— BEGIN Task inputs —

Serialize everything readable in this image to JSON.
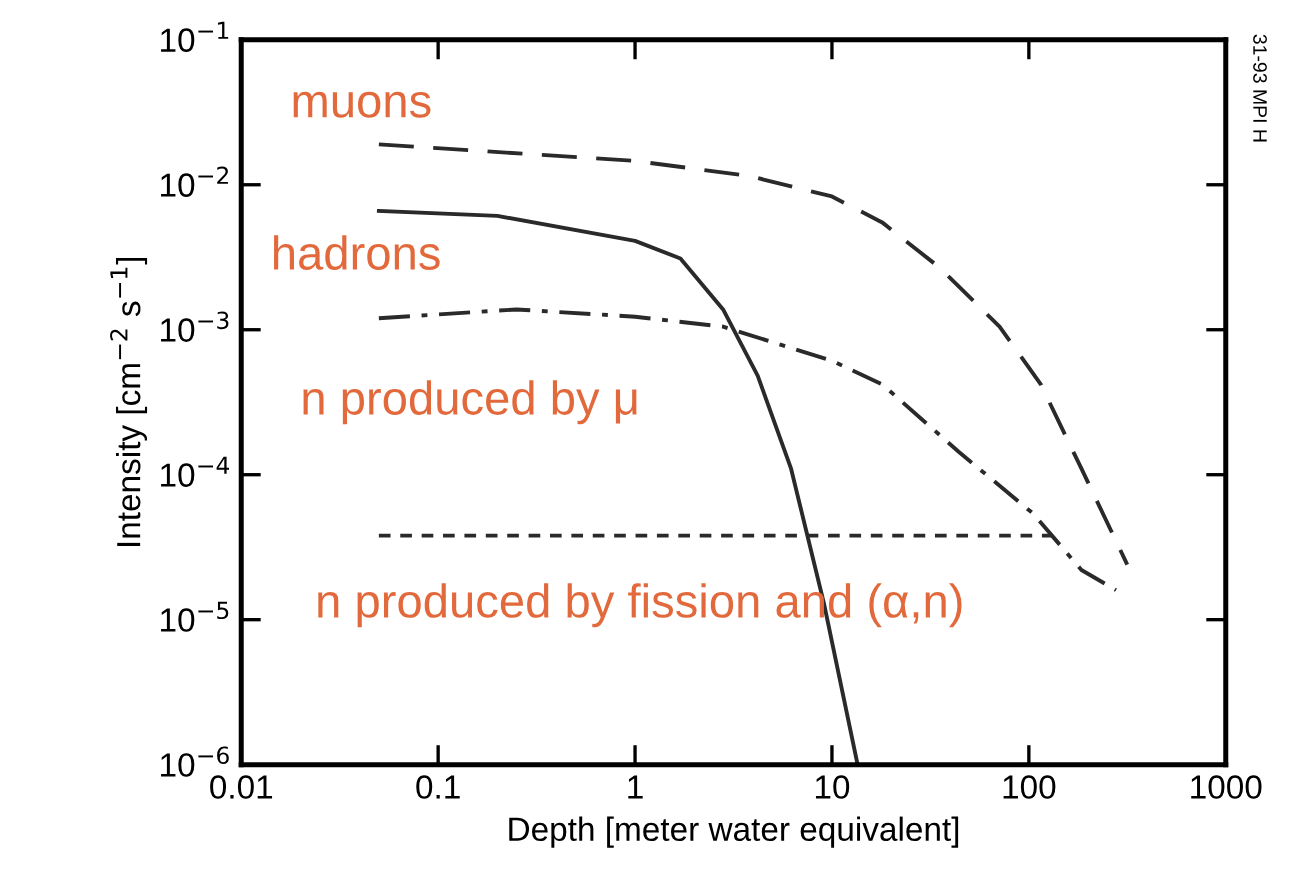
{
  "chart_data": {
    "type": "line",
    "xlabel": "Depth [meter water equivalent]",
    "ylabel": "Intensity [cm$^{−2}$ s$^{−1}$]",
    "log": "xy",
    "xlim": [
      0.01,
      1000
    ],
    "ylim": [
      1e-06,
      0.1
    ],
    "xticks": [
      0.01,
      0.1,
      1,
      10,
      100,
      1000
    ],
    "yticks": [
      {
        "value": 1e-06,
        "label": "10$^{−6}$"
      },
      {
        "value": 1e-05,
        "label": "10$^{−5}$"
      },
      {
        "value": 0.0001,
        "label": "10$^{−4}$"
      },
      {
        "value": 0.001,
        "label": "10$^{−3}$"
      },
      {
        "value": 0.01,
        "label": "10$^{−2}$"
      },
      {
        "value": 0.1,
        "label": "10$^{−1}$"
      }
    ],
    "grid": false,
    "legend": false,
    "marker": "none",
    "series": [
      {
        "name": "muons",
        "color": "#2a2a2a",
        "line_style": "dashed",
        "x": [
          0.05,
          1,
          3.8,
          10,
          18,
          35,
          71,
          115,
          185,
          316
        ],
        "values": [
          0.019,
          0.0146,
          0.0115,
          0.0083,
          0.0055,
          0.0027,
          0.00105,
          0.00042,
          0.00011,
          2.4e-05
        ]
      },
      {
        "name": "hadrons",
        "color": "#2a2a2a",
        "line_style": "solid",
        "x": [
          0.05,
          0.2,
          1,
          1.7,
          2.8,
          4.2,
          6.2,
          9.1,
          13.5
        ],
        "values": [
          0.0066,
          0.0061,
          0.0041,
          0.0031,
          0.00138,
          0.00048,
          0.00011,
          1.3e-05,
          1e-06
        ]
      },
      {
        "name": "n produced by μ",
        "color": "#2a2a2a",
        "line_style": "dashdot",
        "x": [
          0.05,
          0.25,
          1,
          2.8,
          10,
          18,
          44,
          105,
          185,
          277
        ],
        "values": [
          0.0012,
          0.00138,
          0.00123,
          0.00105,
          0.00061,
          0.00042,
          0.000144,
          5.4e-05,
          2.2e-05,
          1.6e-05
        ]
      },
      {
        "name": "n produced by fission and (α,n)",
        "color": "#2a2a2a",
        "line_style": "dotted",
        "x": [
          0.05,
          130
        ],
        "values": [
          3.8e-05,
          3.8e-05
        ]
      }
    ],
    "annotations": [
      "31-93 MPI H"
    ]
  }
}
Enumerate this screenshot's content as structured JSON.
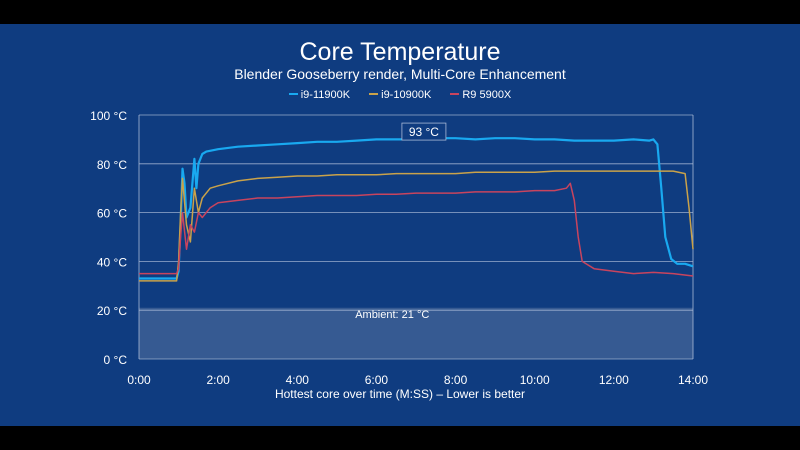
{
  "chart_data": {
    "type": "line",
    "title": "Core Temperature",
    "subtitle": "Blender Gooseberry render, Multi-Core Enhancement",
    "xlabel": "Hottest core over time (M:SS) – Lower is better",
    "ylabel": "",
    "xlim": [
      0,
      14
    ],
    "ylim": [
      0,
      100
    ],
    "x_ticks": [
      0,
      2,
      4,
      6,
      8,
      10,
      12,
      14
    ],
    "x_tick_labels": [
      "0:00",
      "2:00",
      "4:00",
      "6:00",
      "8:00",
      "10:00",
      "12:00",
      "14:00"
    ],
    "y_ticks": [
      0,
      20,
      40,
      60,
      80,
      100
    ],
    "y_tick_labels": [
      "0 °C",
      "20 °C",
      "40 °C",
      "60 °C",
      "80 °C",
      "100 °C"
    ],
    "grid": true,
    "legend_position": "top-center",
    "series": [
      {
        "name": "i9-11900K",
        "color": "#19a9f0",
        "x": [
          0,
          0.4,
          0.8,
          0.95,
          1.0,
          1.05,
          1.1,
          1.15,
          1.2,
          1.3,
          1.4,
          1.45,
          1.5,
          1.6,
          1.7,
          2.0,
          2.5,
          3.0,
          3.5,
          4.0,
          4.5,
          5.0,
          5.5,
          6.0,
          6.5,
          7.0,
          7.5,
          8.0,
          8.5,
          9.0,
          9.5,
          10.0,
          10.5,
          11.0,
          11.5,
          12.0,
          12.5,
          12.9,
          13.0,
          13.1,
          13.2,
          13.3,
          13.45,
          13.6,
          13.8,
          14.0
        ],
        "values": [
          33,
          33,
          33,
          33,
          36,
          55,
          78,
          72,
          58,
          62,
          82,
          70,
          80,
          84,
          85,
          86,
          87,
          87.5,
          88,
          88.5,
          89,
          89,
          89.5,
          90,
          90,
          90,
          90.5,
          90.5,
          90,
          90.5,
          90.5,
          90,
          90,
          89.5,
          89.5,
          89.5,
          90,
          89.5,
          90,
          88,
          70,
          50,
          41,
          39,
          39,
          38
        ]
      },
      {
        "name": "i9-10900K",
        "color": "#c9a24a",
        "x": [
          0,
          0.4,
          0.8,
          0.95,
          1.0,
          1.05,
          1.1,
          1.2,
          1.3,
          1.4,
          1.5,
          1.6,
          1.8,
          2.0,
          2.5,
          3.0,
          3.5,
          4.0,
          4.5,
          5.0,
          5.5,
          6.0,
          6.5,
          7.0,
          7.5,
          8.0,
          8.5,
          9.0,
          9.5,
          10.0,
          10.5,
          11.0,
          11.5,
          12.0,
          12.5,
          13.0,
          13.5,
          13.8,
          13.9,
          14.0
        ],
        "values": [
          32,
          32,
          32,
          32,
          40,
          60,
          74,
          55,
          48,
          70,
          60,
          66,
          70,
          71,
          73,
          74,
          74.5,
          75,
          75,
          75.5,
          75.5,
          75.5,
          76,
          76,
          76,
          76,
          76.5,
          76.5,
          76.5,
          76.5,
          77,
          77,
          77,
          77,
          77,
          77,
          77,
          76,
          62,
          45
        ]
      },
      {
        "name": "R9 5900X",
        "color": "#c8445e",
        "x": [
          0,
          0.4,
          0.8,
          0.95,
          1.0,
          1.05,
          1.1,
          1.2,
          1.3,
          1.4,
          1.5,
          1.6,
          1.8,
          2.0,
          2.5,
          3.0,
          3.5,
          4.0,
          4.5,
          5.0,
          5.5,
          6.0,
          6.5,
          7.0,
          7.5,
          8.0,
          8.5,
          9.0,
          9.5,
          10.0,
          10.5,
          10.8,
          10.9,
          11.0,
          11.1,
          11.2,
          11.5,
          12.0,
          12.5,
          13.0,
          13.5,
          14.0
        ],
        "values": [
          35,
          35,
          35,
          35,
          37,
          50,
          60,
          45,
          55,
          52,
          60,
          58,
          62,
          64,
          65,
          66,
          66,
          66.5,
          67,
          67,
          67,
          67.5,
          67.5,
          68,
          68,
          68,
          68.5,
          68.5,
          68.5,
          69,
          69,
          70,
          72,
          65,
          50,
          40,
          37,
          36,
          35,
          35.5,
          35,
          34
        ]
      }
    ],
    "annotations": [
      {
        "text": "93 °C",
        "x": 7.2,
        "y": 93
      },
      {
        "text": "Ambient: 21 °C",
        "x": 6.4,
        "y": 21
      }
    ],
    "ambient_value": 21
  },
  "colors": {
    "background": "#0f3c80",
    "frame": "#000000",
    "grid": "#a9b9d6",
    "ambient_fill": "#3d5f95",
    "text": "#ffffff"
  }
}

— END Task inputs —

■ Exercise aim
Report how many lines of the data hold the string "text"; give only the number.

■ Right answer
3